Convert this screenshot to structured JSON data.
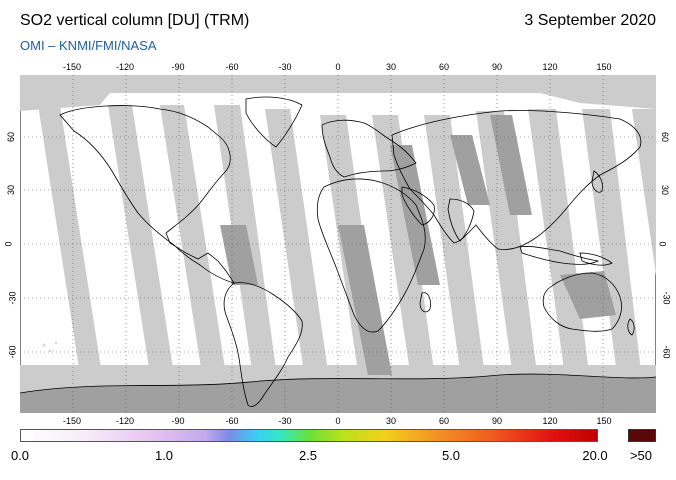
{
  "header": {
    "title": "SO2 vertical column [DU] (TRM)",
    "date": "3 September 2020",
    "source": "OMI  –  KNMI/FMI/NASA"
  },
  "map": {
    "projection": "equirectangular",
    "longitude_ticks": [
      "-150",
      "-120",
      "-90",
      "-60",
      "-30",
      "0",
      "30",
      "60",
      "90",
      "120",
      "150"
    ],
    "latitude_ticks": [
      "60",
      "30",
      "0",
      "-30",
      "-60"
    ],
    "colors": {
      "background": "#ffffff",
      "missing_data": "#cccccc",
      "land_no_data": "#a0a0a0",
      "coastline": "#000000",
      "grid": "#555555"
    }
  },
  "colorbar": {
    "labels": [
      "0.0",
      "1.0",
      "2.5",
      "5.0",
      "20.0",
      ">50"
    ],
    "overflow_color": "#5a0707"
  }
}
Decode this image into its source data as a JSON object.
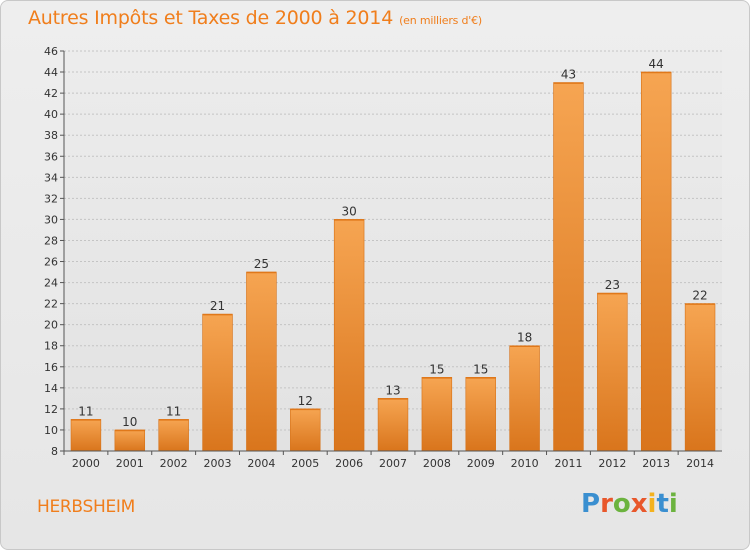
{
  "header": {
    "title": "Autres Impôts et Taxes de 2000 à 2014",
    "unit": "(en milliers d'€)"
  },
  "footer": {
    "commune": "HERBSHEIM",
    "logo": "Proxiti"
  },
  "colors": {
    "accent": "#f07e1c",
    "bar_top": "#f6a552",
    "bar_bottom": "#d9751c",
    "background": "#e9e9e9"
  },
  "chart_data": {
    "type": "bar",
    "title": "Autres Impôts et Taxes de 2000 à 2014",
    "ylabel": "",
    "xlabel": "",
    "categories": [
      "2000",
      "2001",
      "2002",
      "2003",
      "2004",
      "2005",
      "2006",
      "2007",
      "2008",
      "2009",
      "2010",
      "2011",
      "2012",
      "2013",
      "2014"
    ],
    "values": [
      11,
      10,
      11,
      21,
      25,
      12,
      30,
      13,
      15,
      15,
      18,
      43,
      23,
      44,
      22
    ],
    "ylim": [
      8,
      46
    ],
    "yticks": [
      8,
      10,
      12,
      14,
      16,
      18,
      20,
      22,
      24,
      26,
      28,
      30,
      32,
      34,
      36,
      38,
      40,
      42,
      44,
      46
    ],
    "grid": true,
    "legend": "none"
  }
}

- - -

Repeat each record exactly, with the pictures left out.

Convert this screenshot to structured JSON data.
{
  "header": {
    "title": "SO2 vertical column [DU] (TRM)",
    "date": "3 September 2020",
    "source": "OMI  –  KNMI/FMI/NASA"
  },
  "map": {
    "projection": "equirectangular",
    "longitude_ticks": [
      "-150",
      "-120",
      "-90",
      "-60",
      "-30",
      "0",
      "30",
      "60",
      "90",
      "120",
      "150"
    ],
    "latitude_ticks": [
      "60",
      "30",
      "0",
      "-30",
      "-60"
    ],
    "colors": {
      "background": "#ffffff",
      "missing_data": "#cccccc",
      "land_no_data": "#a0a0a0",
      "coastline": "#000000",
      "grid": "#555555"
    }
  },
  "colorbar": {
    "labels": [
      "0.0",
      "1.0",
      "2.5",
      "5.0",
      "20.0",
      ">50"
    ],
    "overflow_color": "#5a0707"
  }
}
Decode this image into its source data as a JSON object.
{
  "header": {
    "title": "Autres Impôts et Taxes de 2000 à 2014",
    "unit": "(en milliers d'€)"
  },
  "footer": {
    "commune": "HERBSHEIM",
    "logo": "Proxiti"
  },
  "colors": {
    "accent": "#f07e1c",
    "bar_top": "#f6a552",
    "bar_bottom": "#d9751c",
    "background": "#e9e9e9"
  },
  "chart_data": {
    "type": "bar",
    "title": "Autres Impôts et Taxes de 2000 à 2014",
    "ylabel": "",
    "xlabel": "",
    "categories": [
      "2000",
      "2001",
      "2002",
      "2003",
      "2004",
      "2005",
      "2006",
      "2007",
      "2008",
      "2009",
      "2010",
      "2011",
      "2012",
      "2013",
      "2014"
    ],
    "values": [
      11,
      10,
      11,
      21,
      25,
      12,
      30,
      13,
      15,
      15,
      18,
      43,
      23,
      44,
      22
    ],
    "ylim": [
      8,
      46
    ],
    "yticks": [
      8,
      10,
      12,
      14,
      16,
      18,
      20,
      22,
      24,
      26,
      28,
      30,
      32,
      34,
      36,
      38,
      40,
      42,
      44,
      46
    ],
    "grid": true,
    "legend": "none"
  }
}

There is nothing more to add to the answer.